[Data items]
☆ ☆ ☆ ☆

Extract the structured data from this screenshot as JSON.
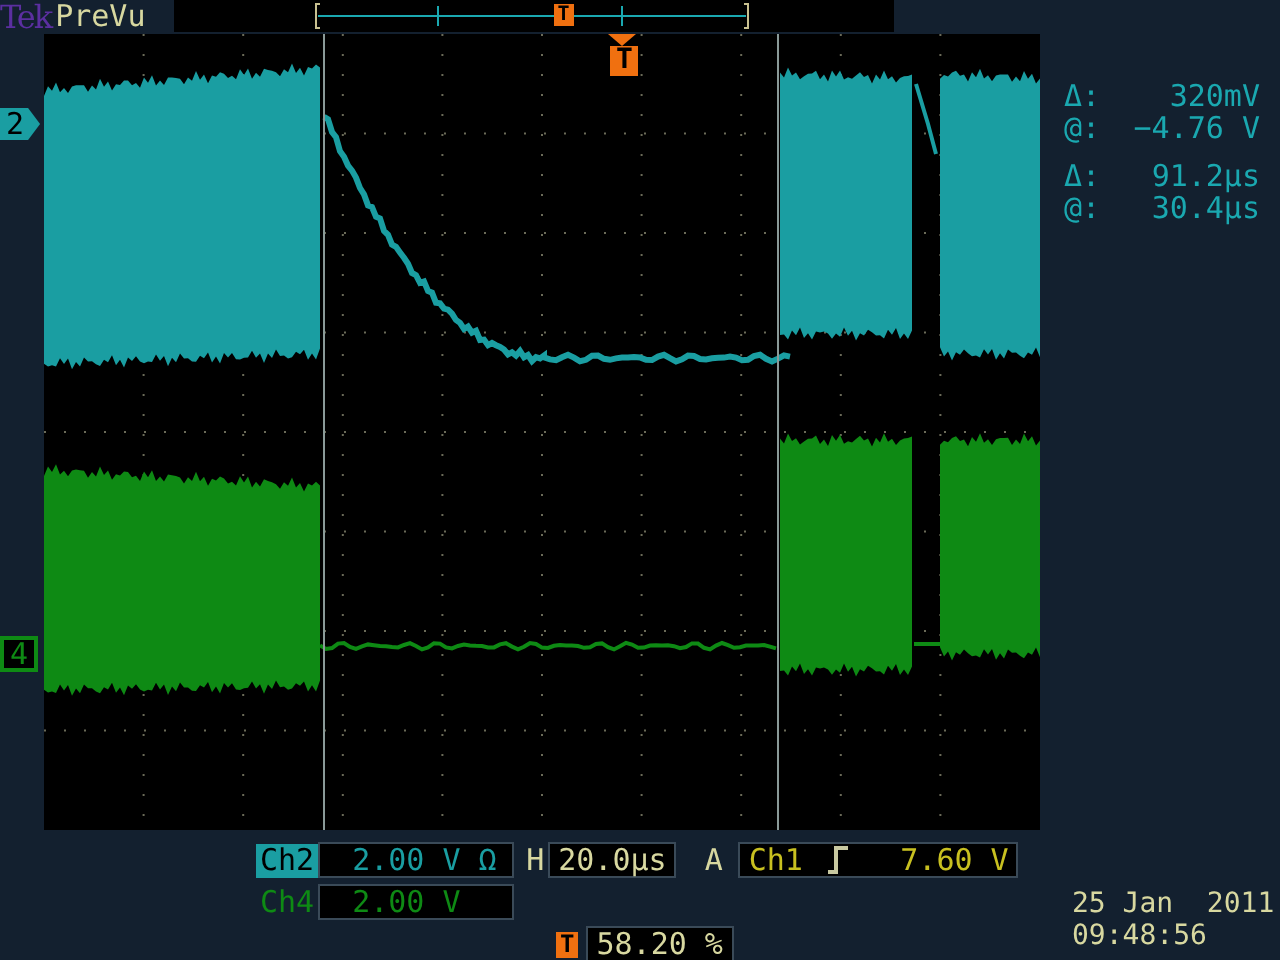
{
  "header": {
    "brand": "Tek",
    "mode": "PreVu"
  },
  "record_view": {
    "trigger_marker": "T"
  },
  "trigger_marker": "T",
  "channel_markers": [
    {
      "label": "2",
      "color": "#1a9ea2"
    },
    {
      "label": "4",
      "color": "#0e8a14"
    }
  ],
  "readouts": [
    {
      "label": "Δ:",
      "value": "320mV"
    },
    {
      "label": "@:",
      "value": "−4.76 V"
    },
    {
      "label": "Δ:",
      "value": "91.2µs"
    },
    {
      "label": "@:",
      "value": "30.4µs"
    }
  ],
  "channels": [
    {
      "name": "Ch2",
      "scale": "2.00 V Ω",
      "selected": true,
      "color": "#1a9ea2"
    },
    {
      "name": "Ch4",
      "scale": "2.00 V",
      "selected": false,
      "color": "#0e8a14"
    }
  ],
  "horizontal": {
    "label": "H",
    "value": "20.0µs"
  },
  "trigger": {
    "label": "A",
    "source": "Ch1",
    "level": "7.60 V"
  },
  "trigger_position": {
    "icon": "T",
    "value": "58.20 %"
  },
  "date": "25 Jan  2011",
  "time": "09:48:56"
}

☆ ☆ ☆ ☆

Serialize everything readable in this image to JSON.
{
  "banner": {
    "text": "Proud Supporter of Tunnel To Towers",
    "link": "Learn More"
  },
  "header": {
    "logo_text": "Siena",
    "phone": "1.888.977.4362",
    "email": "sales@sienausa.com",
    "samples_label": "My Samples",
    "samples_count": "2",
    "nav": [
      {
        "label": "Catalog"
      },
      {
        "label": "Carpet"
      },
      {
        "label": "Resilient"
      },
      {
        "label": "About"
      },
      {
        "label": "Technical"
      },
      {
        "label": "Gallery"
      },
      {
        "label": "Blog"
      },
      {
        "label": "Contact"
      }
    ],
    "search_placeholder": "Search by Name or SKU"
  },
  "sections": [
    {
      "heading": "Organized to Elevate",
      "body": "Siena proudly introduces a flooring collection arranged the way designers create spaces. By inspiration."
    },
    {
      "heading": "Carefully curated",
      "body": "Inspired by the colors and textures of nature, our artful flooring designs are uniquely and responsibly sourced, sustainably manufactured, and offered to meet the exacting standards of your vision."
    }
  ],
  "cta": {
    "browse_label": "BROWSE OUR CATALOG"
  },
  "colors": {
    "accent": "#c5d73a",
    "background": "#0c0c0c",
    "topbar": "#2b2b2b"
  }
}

☆ ☆ ☆ ☆

Count every line in the data that contains the word "flooring", then give that count and nothing else.

### [Task output]
2